▶ MATERIAL FOR THE TASK:
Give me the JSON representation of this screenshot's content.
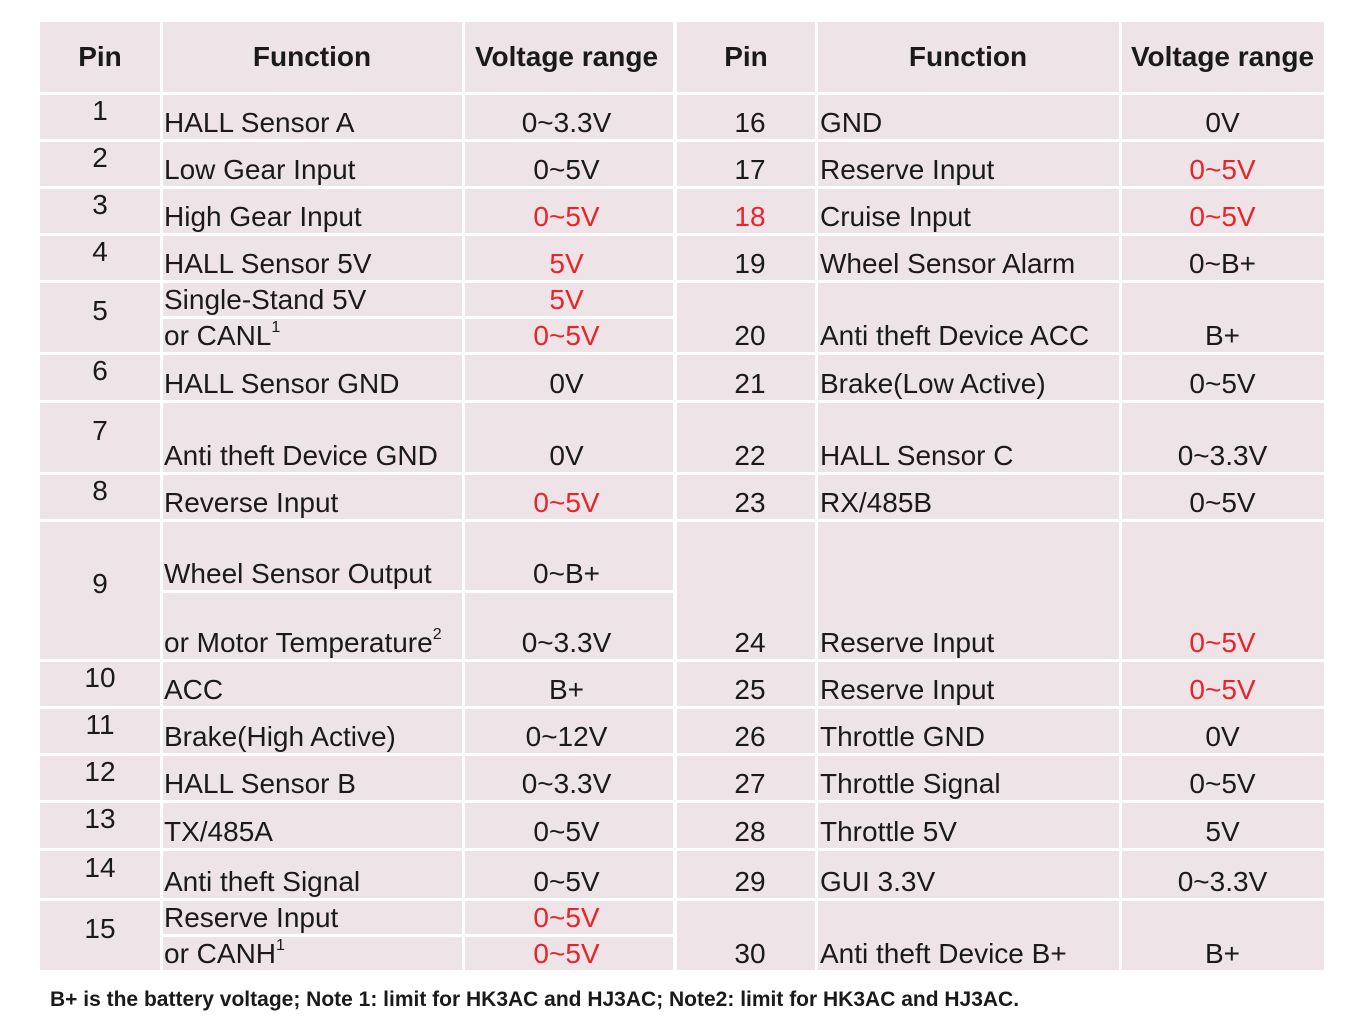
{
  "headers": {
    "pin": "Pin",
    "function": "Function",
    "voltage": "Voltage range"
  },
  "left": [
    {
      "pin": "1",
      "lines": [
        {
          "f": "HALL Sensor A",
          "v": "0~3.3V"
        }
      ]
    },
    {
      "pin": "2",
      "lines": [
        {
          "f": "Low Gear Input",
          "v": "0~5V"
        }
      ]
    },
    {
      "pin": "3",
      "lines": [
        {
          "f": "High Gear Input",
          "v": "0~5V"
        }
      ]
    },
    {
      "pin": "4",
      "lines": [
        {
          "f": "HALL Sensor 5V",
          "v": "5V"
        }
      ]
    },
    {
      "pin": "5",
      "lines": [
        {
          "f": "Single-Stand 5V",
          "v": "5V"
        },
        {
          "f": "or CANL",
          "sup": "1",
          "v": "0~5V"
        }
      ]
    },
    {
      "pin": "6",
      "lines": [
        {
          "f": "HALL Sensor GND",
          "v": "0V"
        }
      ]
    },
    {
      "pin": "7",
      "lines": [
        {
          "f": "Anti theft Device GND",
          "v": "0V"
        }
      ]
    },
    {
      "pin": "8",
      "lines": [
        {
          "f": "Reverse Input",
          "v": "0~5V"
        }
      ]
    },
    {
      "pin": "9",
      "lines": [
        {
          "f": "Wheel Sensor Output",
          "v": "0~B+"
        },
        {
          "f": "or Motor Temperature",
          "sup": "2",
          "v": "0~3.3V"
        }
      ]
    },
    {
      "pin": "10",
      "lines": [
        {
          "f": "ACC",
          "v": "B+"
        }
      ]
    },
    {
      "pin": "11",
      "lines": [
        {
          "f": "Brake(High Active)",
          "v": "0~12V"
        }
      ]
    },
    {
      "pin": "12",
      "lines": [
        {
          "f": "HALL Sensor B",
          "v": "0~3.3V"
        }
      ]
    },
    {
      "pin": "13",
      "lines": [
        {
          "f": "TX/485A",
          "v": "0~5V"
        }
      ]
    },
    {
      "pin": "14",
      "lines": [
        {
          "f": "Anti theft Signal",
          "v": "0~5V"
        }
      ]
    },
    {
      "pin": "15",
      "lines": [
        {
          "f": "Reserve Input",
          "v": "0~5V"
        },
        {
          "f": "or CANH",
          "sup": "1",
          "v": "0~5V"
        }
      ]
    }
  ],
  "right": [
    {
      "pin": "16",
      "f": "GND",
      "v": "0V"
    },
    {
      "pin": "17",
      "f": "Reserve Input",
      "v": "0~5V"
    },
    {
      "pin": "18",
      "f": "Cruise Input",
      "v": "0~5V"
    },
    {
      "pin": "19",
      "f": "Wheel Sensor Alarm",
      "v": "0~B+"
    },
    {
      "pin": "20",
      "f": "Anti theft Device ACC",
      "v": "B+"
    },
    {
      "pin": "21",
      "f": "Brake(Low Active)",
      "v": "0~5V"
    },
    {
      "pin": "22",
      "f": "HALL Sensor C",
      "v": "0~3.3V"
    },
    {
      "pin": "23",
      "f": "RX/485B",
      "v": "0~5V"
    },
    {
      "pin": "24",
      "f": "Reserve Input",
      "v": "0~5V"
    },
    {
      "pin": "25",
      "f": "Reserve Input",
      "v": "0~5V"
    },
    {
      "pin": "26",
      "f": "Throttle GND",
      "v": "0V"
    },
    {
      "pin": "27",
      "f": "Throttle Signal",
      "v": "0~5V"
    },
    {
      "pin": "28",
      "f": "Throttle 5V",
      "v": "5V"
    },
    {
      "pin": "29",
      "f": "GUI 3.3V",
      "v": "0~3.3V"
    },
    {
      "pin": "30",
      "f": "Anti theft Device B+",
      "v": "B+"
    }
  ],
  "colors": {
    "table_bg": "#eee3e6",
    "highlight_red": "#e8242a",
    "grid_lines": "#ffffff"
  },
  "footnote": "B+ is the battery voltage; Note 1: limit for HK3AC and HJ3AC; Note2: limit for HK3AC and HJ3AC."
}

▶ GIVEN EXERCISE: Copy every line above that includes the string "Input".

▶ SOLUTION TO THIS PROBLEM:
          "f": "Low Gear Input",
          "f": "High Gear Input",
          "f": "Reverse Input",
          "f": "Reserve Input",
      "f": "Reserve Input",
      "f": "Cruise Input",
      "f": "Reserve Input",
      "f": "Reserve Input",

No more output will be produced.